-------- DATASET EXTRACT --------

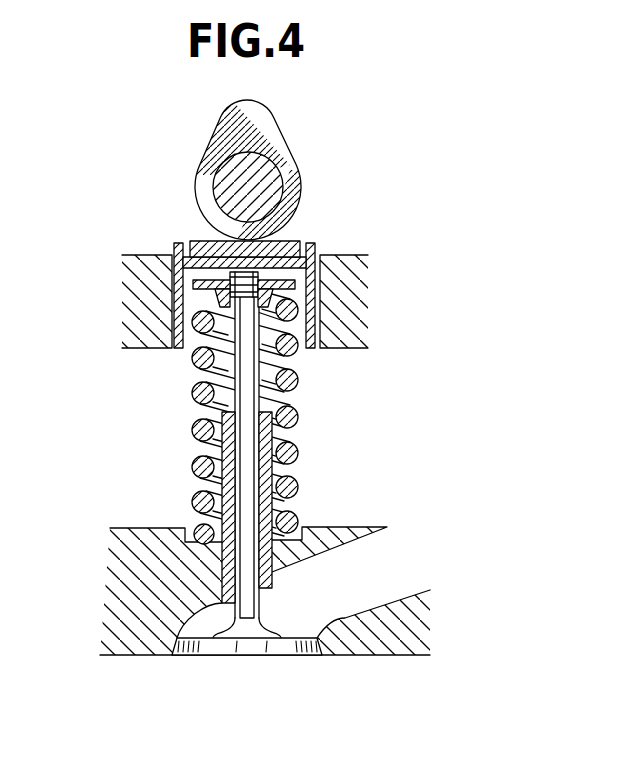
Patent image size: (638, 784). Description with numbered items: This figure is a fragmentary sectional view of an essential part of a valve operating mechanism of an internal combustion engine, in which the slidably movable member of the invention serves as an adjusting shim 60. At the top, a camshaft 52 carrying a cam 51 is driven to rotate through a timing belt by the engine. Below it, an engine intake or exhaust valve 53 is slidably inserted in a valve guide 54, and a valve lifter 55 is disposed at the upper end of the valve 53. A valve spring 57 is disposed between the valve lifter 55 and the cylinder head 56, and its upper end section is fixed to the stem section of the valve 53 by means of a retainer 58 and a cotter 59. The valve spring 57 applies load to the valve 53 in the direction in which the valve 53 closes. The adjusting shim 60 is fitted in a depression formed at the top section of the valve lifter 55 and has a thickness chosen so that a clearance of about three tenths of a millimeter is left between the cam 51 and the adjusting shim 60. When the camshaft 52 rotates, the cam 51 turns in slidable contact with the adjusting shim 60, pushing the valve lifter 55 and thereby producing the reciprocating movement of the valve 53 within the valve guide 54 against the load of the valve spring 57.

The cam 51 is at (265, 130).
The camshaft 52 is at (240, 188).
The valve 53 is at (250, 655).
The valve guide 54 is at (228, 452).
The valve lifter 55 is at (318, 250).
The cylinder head 56 is at (357, 533).
The valve spring 57 is at (298, 418).
The retainer 58 is at (258, 281).
The cotter 59 is at (212, 301).
The adjusting shim 60 is at (298, 241).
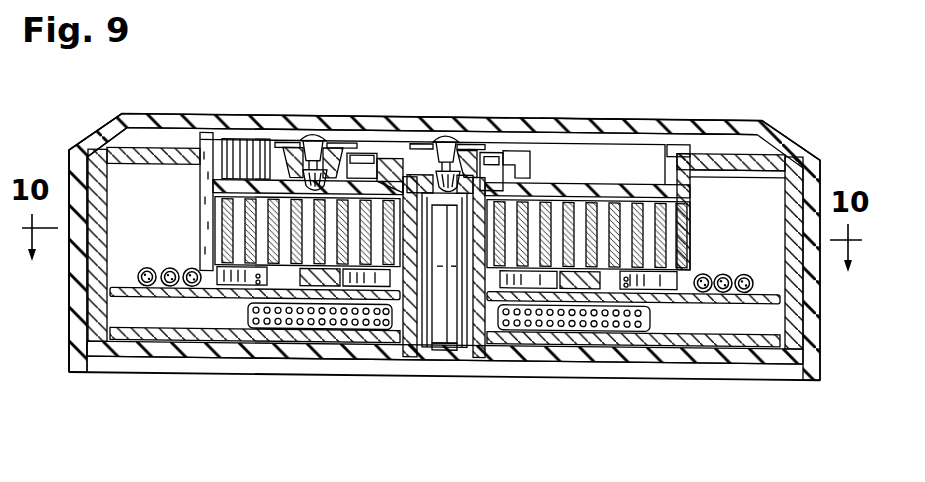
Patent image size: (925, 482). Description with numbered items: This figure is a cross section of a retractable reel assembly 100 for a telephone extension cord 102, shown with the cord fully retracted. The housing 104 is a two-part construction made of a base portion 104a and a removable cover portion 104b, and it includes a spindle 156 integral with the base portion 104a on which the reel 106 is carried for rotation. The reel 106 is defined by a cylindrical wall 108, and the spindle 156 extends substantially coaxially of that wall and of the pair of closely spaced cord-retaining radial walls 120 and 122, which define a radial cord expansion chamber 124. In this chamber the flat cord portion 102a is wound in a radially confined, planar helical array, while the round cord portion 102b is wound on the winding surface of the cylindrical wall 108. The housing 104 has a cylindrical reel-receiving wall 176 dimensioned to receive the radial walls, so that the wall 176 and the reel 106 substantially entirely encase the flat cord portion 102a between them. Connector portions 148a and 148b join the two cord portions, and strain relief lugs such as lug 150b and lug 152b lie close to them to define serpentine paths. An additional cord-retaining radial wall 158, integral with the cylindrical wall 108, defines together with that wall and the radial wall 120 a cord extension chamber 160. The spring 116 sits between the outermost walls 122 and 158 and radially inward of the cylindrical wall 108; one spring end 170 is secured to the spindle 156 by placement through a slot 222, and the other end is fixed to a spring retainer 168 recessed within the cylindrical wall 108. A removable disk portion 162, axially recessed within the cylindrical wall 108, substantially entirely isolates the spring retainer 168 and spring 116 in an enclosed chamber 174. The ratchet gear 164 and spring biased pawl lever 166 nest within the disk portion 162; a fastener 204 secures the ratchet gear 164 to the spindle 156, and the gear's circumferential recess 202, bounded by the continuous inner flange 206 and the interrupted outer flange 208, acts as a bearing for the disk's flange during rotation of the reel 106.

The retractable reel assembly 100 is at (206, 70).
The telephone extension cord 102 is at (745, 265).
The flat cord portion 102a is at (630, 355).
The round cord portion 102b is at (703, 268).
The housing 104 is at (312, 102).
The base portion 104a is at (443, 325).
The cover portion 104b is at (572, 117).
The reel 106 is at (751, 145).
The cylindrical wall 108 is at (725, 150).
The spring 116 is at (602, 182).
The cord-retaining radial wall 120 is at (760, 312).
The cord-retaining radial wall 122 is at (728, 342).
The radial cord expansion chamber 124 is at (683, 320).
The connector portion 148a is at (380, 290).
The connector portion 148b is at (530, 292).
The lug 150b is at (235, 292).
The lug 152b is at (662, 290).
The spindle 156 is at (423, 363).
The additional cord-retaining radial wall 158 is at (143, 156).
The cord extension chamber 160 is at (78, 149).
The removable disk portion 162 is at (250, 148).
The ratchet gear 164 is at (514, 146).
The spring biased pawl lever 166 is at (350, 146).
The spring retainer 168 is at (656, 162).
The spring end 170 is at (462, 300).
The enclosed chamber 174 is at (632, 163).
The cylindrical reel-receiving wall 176 is at (97, 178).
The circumferential recess 202 is at (396, 152).
The fastener 204 is at (441, 136).
The flange 206 is at (422, 160).
The flange 208 is at (386, 150).
The slot 222 is at (448, 320).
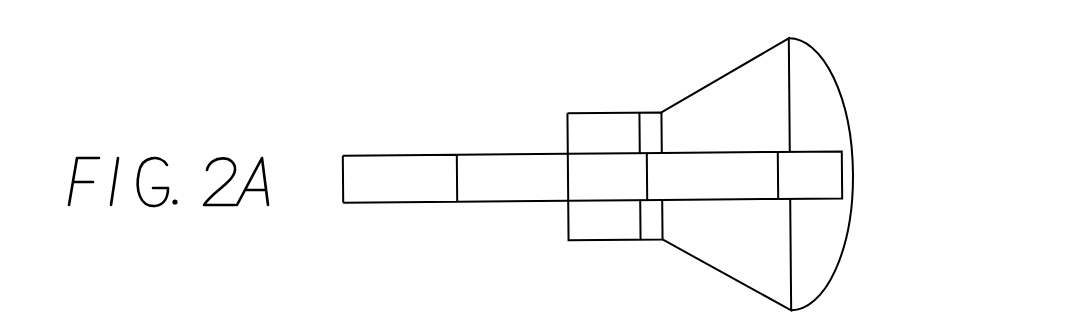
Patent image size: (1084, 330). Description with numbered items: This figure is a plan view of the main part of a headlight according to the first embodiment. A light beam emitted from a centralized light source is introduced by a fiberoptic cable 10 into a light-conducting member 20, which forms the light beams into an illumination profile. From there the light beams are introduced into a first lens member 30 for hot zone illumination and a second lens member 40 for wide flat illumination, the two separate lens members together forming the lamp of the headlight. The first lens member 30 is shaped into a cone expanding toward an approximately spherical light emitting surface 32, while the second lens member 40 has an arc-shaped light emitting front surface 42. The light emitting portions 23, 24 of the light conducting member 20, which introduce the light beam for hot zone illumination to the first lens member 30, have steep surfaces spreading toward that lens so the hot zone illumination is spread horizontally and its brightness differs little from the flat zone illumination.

The fiberoptic cable 10 is at (373, 183).
The light-conducting member 20 is at (477, 184).
The light emitting portion 23 is at (566, 200).
The light emitting portion 24 is at (567, 154).
The first lens member 30 is at (723, 248).
The light emitting surface 32 is at (817, 224).
The second lens member 40 is at (705, 174).
The light emitting front surface 42 is at (827, 165).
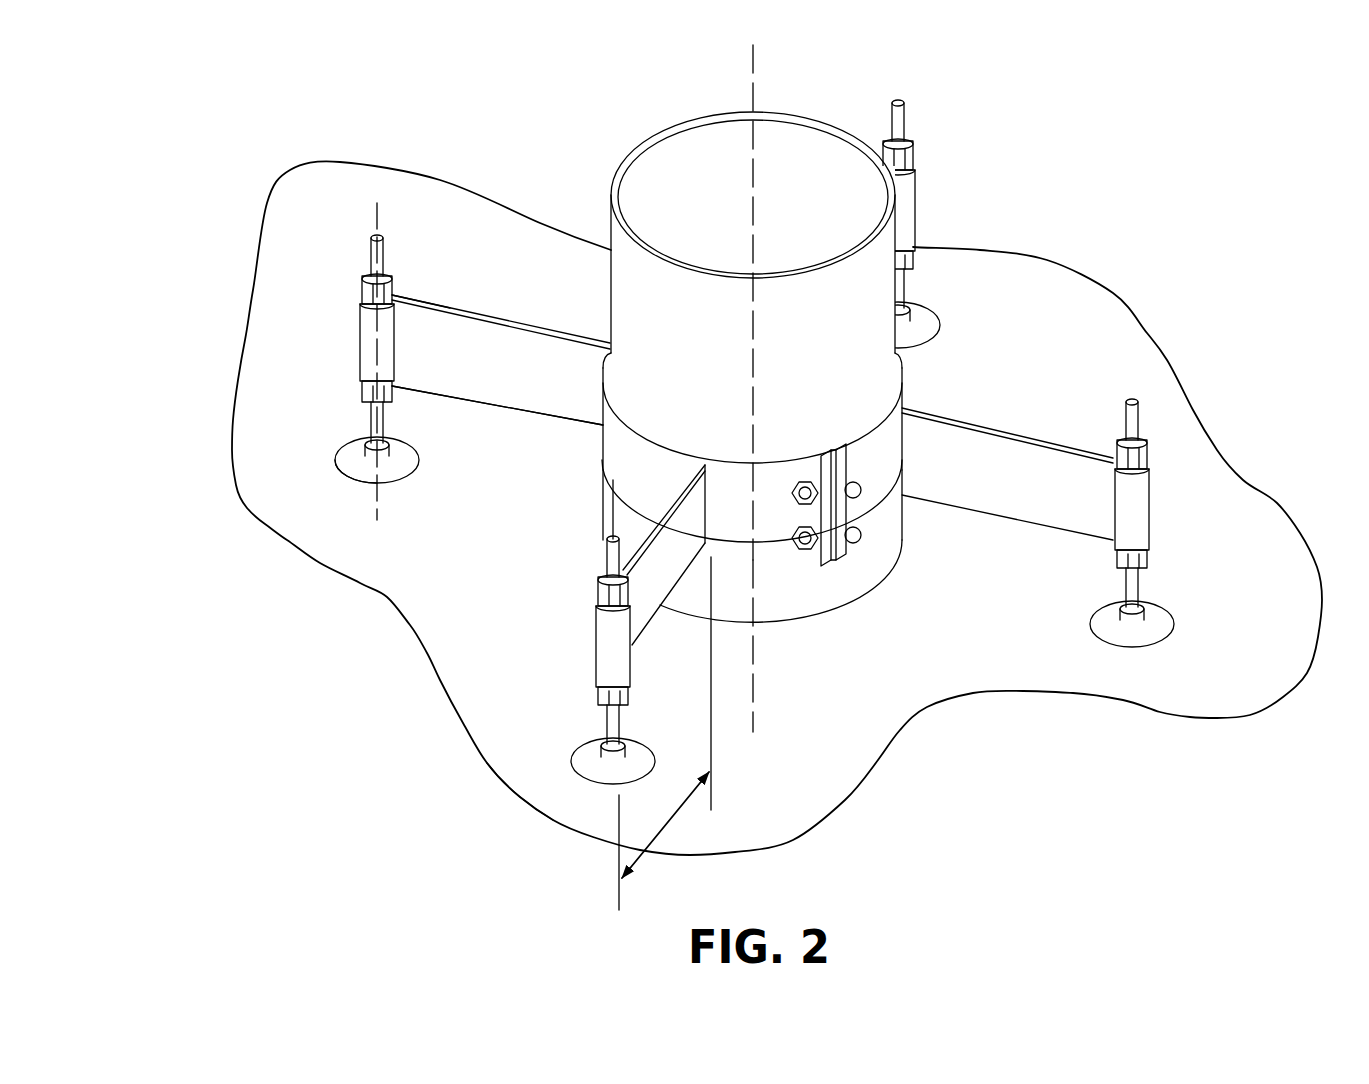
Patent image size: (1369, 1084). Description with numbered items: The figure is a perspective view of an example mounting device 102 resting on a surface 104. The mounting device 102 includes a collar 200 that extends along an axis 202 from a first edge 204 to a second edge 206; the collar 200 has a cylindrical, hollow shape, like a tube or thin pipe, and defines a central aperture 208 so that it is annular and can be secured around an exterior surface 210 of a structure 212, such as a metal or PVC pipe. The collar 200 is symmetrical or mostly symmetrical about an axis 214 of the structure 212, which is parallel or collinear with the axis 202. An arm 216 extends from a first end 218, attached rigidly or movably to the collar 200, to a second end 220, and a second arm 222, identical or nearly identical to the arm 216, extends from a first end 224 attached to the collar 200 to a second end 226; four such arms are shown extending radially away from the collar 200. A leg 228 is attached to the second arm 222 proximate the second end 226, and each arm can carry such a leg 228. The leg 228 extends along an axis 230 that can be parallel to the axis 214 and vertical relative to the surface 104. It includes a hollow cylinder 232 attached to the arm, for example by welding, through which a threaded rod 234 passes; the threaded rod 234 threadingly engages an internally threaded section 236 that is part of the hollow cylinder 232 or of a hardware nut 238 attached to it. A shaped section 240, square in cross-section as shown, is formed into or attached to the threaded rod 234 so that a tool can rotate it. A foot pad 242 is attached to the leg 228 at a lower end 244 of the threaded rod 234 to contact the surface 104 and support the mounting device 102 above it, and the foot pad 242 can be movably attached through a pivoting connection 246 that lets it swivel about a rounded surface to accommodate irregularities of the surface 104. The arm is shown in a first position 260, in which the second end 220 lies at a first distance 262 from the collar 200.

The mounting device 102 is at (679, 477).
The surface 104 is at (1223, 697).
The collar 200 is at (880, 507).
The axis 202 is at (758, 78).
The first edge 204 is at (501, 339).
The second edge 206 is at (597, 492).
The central aperture 208 is at (642, 402).
The exterior surface 210 is at (668, 207).
The structure 212 is at (655, 137).
The axis 214 is at (755, 697).
The arm 216 is at (977, 420).
The first end 218 is at (927, 390).
The second end 220 is at (1102, 422).
The second arm 222 is at (458, 392).
The first end 224 is at (600, 330).
The second end 226 is at (415, 283).
The leg 228 is at (394, 460).
The axis 230 is at (373, 218).
The hollow cylinder 232 is at (360, 343).
The threaded rod 234 is at (371, 417).
The internally threaded section 236 is at (362, 390).
The hardware nut 238 is at (360, 288).
The shaped section 240 is at (373, 240).
The foot pad 242 is at (365, 482).
The lower end 244 is at (309, 466).
The pivoting connection 246 is at (367, 447).
The first position 260 is at (505, 726).
The first distance 262 is at (675, 825).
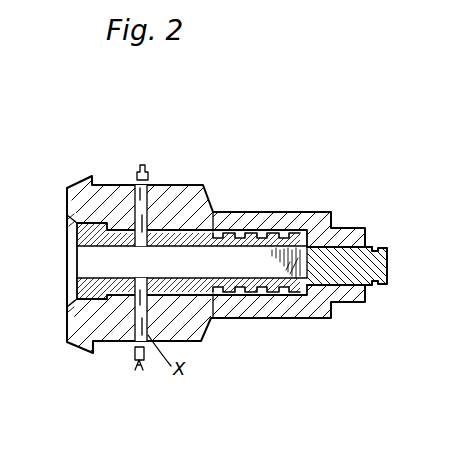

--------

In the records, rewrite the lines from the one with "Patent image size: (1084, 330)." to the one with "The light emitting front", changing "headlight" to "lamp" and leaving everything else as it is.

Patent image size: (1084, 330). Description with numbered items: This figure is a plan view of the main part of a lamp according to the first embodiment. A light beam emitted from a centralized light source is introduced by a fiberoptic cable 10 into a light-conducting member 20, which forms the light beams into an illumination profile. From there the light beams are introduced into a first lens member 30 for hot zone illumination and a second lens member 40 for wide flat illumination, the two separate lens members together forming the lamp of the lamp. The first lens member 30 is shaped into a cone expanding toward an approximately spherical light emitting surface 32, while the second lens member 40 has an arc-shaped light emitting front surface 42. The light emitting portions 23, 24 of the light conducting member 20, which introduce the light beam for hot zone illumination to the first lens member 30, have steep surfaces spreading toward that lens so the hot zone illumination is spread horizontally and its brightness differs little from the flat zone illumination.

The fiberoptic cable 10 is at (373, 183).
The light-conducting member 20 is at (477, 184).
The light emitting portion 23 is at (566, 200).
The light emitting portion 24 is at (567, 154).
The first lens member 30 is at (723, 248).
The light emitting surface 32 is at (817, 224).
The second lens member 40 is at (705, 174).
The light emitting front surface 42 is at (827, 165).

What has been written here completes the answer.